• _Task goal_: Single out each line with the word "growing" and copy it.

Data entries
-- Begin --
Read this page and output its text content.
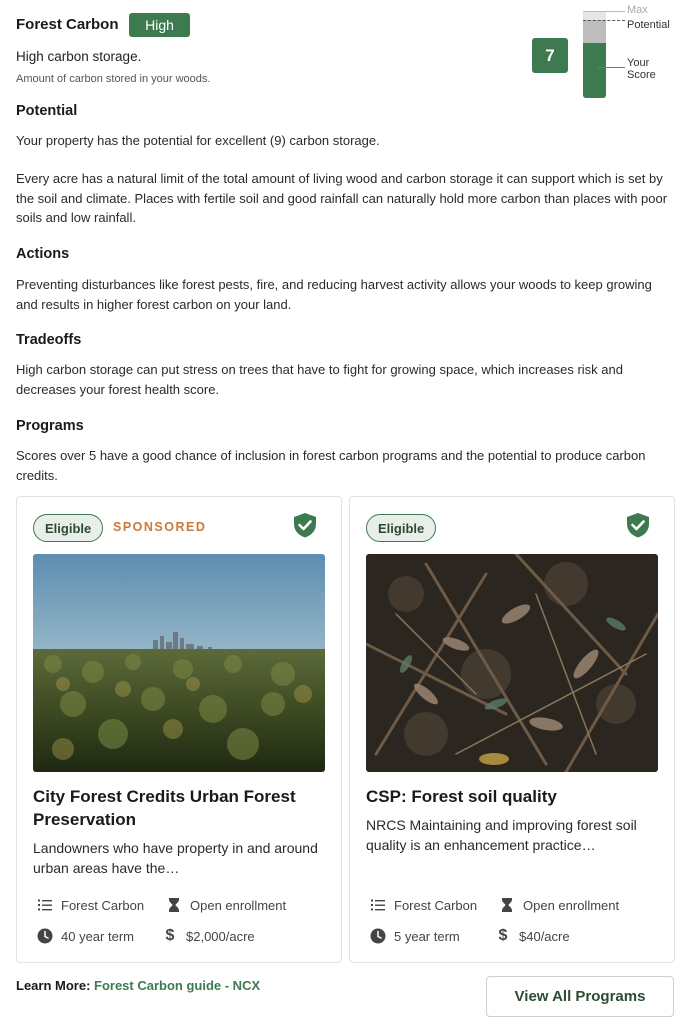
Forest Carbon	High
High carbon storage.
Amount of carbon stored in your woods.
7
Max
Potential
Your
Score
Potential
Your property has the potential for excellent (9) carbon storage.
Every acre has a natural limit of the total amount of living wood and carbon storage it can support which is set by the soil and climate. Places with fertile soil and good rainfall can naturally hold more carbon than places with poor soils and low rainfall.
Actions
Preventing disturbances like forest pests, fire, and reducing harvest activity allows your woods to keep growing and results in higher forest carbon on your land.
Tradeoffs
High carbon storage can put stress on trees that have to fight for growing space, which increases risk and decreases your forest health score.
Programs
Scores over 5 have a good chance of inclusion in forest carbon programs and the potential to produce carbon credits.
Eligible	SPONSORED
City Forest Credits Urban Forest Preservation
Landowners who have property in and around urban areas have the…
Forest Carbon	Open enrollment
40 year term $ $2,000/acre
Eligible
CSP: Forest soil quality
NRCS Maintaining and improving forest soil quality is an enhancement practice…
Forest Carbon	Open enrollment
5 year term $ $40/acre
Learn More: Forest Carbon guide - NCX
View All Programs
-- End --
-- Begin --
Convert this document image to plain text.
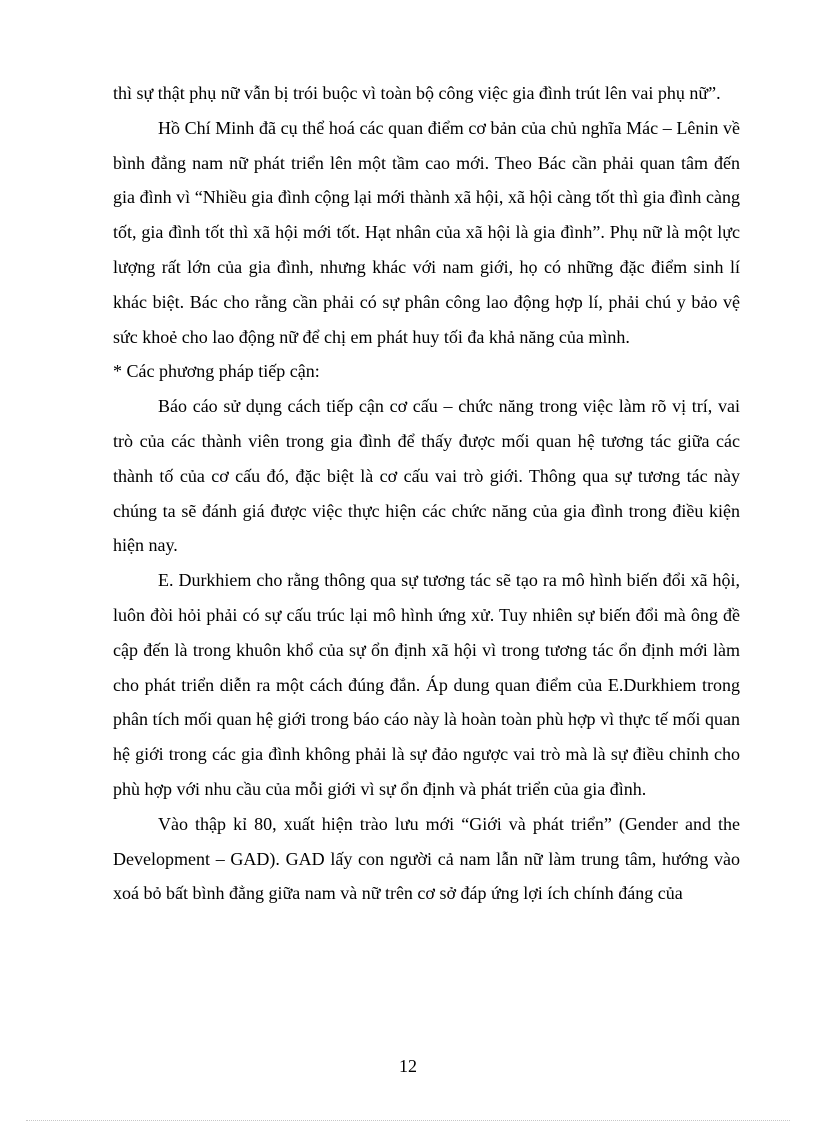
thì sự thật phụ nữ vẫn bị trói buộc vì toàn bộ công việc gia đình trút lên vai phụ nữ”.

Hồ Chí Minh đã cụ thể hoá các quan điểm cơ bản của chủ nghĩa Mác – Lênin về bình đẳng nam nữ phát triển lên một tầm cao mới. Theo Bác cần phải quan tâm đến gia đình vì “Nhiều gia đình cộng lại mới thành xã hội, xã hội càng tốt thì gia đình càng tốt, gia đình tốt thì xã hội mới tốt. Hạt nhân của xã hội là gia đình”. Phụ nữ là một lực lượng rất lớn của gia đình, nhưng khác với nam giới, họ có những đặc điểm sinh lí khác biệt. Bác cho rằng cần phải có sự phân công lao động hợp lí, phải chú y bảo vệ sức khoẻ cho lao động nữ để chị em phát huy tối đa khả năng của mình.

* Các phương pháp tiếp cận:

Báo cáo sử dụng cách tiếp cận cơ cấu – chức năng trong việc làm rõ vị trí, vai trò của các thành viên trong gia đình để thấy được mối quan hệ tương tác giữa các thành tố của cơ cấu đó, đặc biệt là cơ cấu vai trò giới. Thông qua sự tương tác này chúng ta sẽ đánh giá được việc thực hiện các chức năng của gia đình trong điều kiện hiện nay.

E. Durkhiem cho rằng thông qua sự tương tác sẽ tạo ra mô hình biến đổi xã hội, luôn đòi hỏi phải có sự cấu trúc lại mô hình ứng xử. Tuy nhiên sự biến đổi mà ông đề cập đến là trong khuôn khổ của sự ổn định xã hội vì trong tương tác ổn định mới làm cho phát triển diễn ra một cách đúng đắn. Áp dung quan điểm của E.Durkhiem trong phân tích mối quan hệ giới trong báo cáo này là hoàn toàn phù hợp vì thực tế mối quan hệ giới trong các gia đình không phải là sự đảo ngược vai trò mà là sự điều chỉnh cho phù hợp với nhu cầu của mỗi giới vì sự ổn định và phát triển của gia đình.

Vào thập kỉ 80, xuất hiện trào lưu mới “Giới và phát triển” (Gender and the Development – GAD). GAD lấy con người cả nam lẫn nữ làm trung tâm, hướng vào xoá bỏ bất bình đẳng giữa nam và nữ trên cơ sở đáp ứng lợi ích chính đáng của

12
-- End --
• _Written answer_:
Preventing disturbances like forest pests, fire, and reducing harvest activity allows your woods to keep growing and results in higher forest carbon on your land.
High carbon storage can put stress on trees that have to fight for growing space, which increases risk and decreases your forest health score.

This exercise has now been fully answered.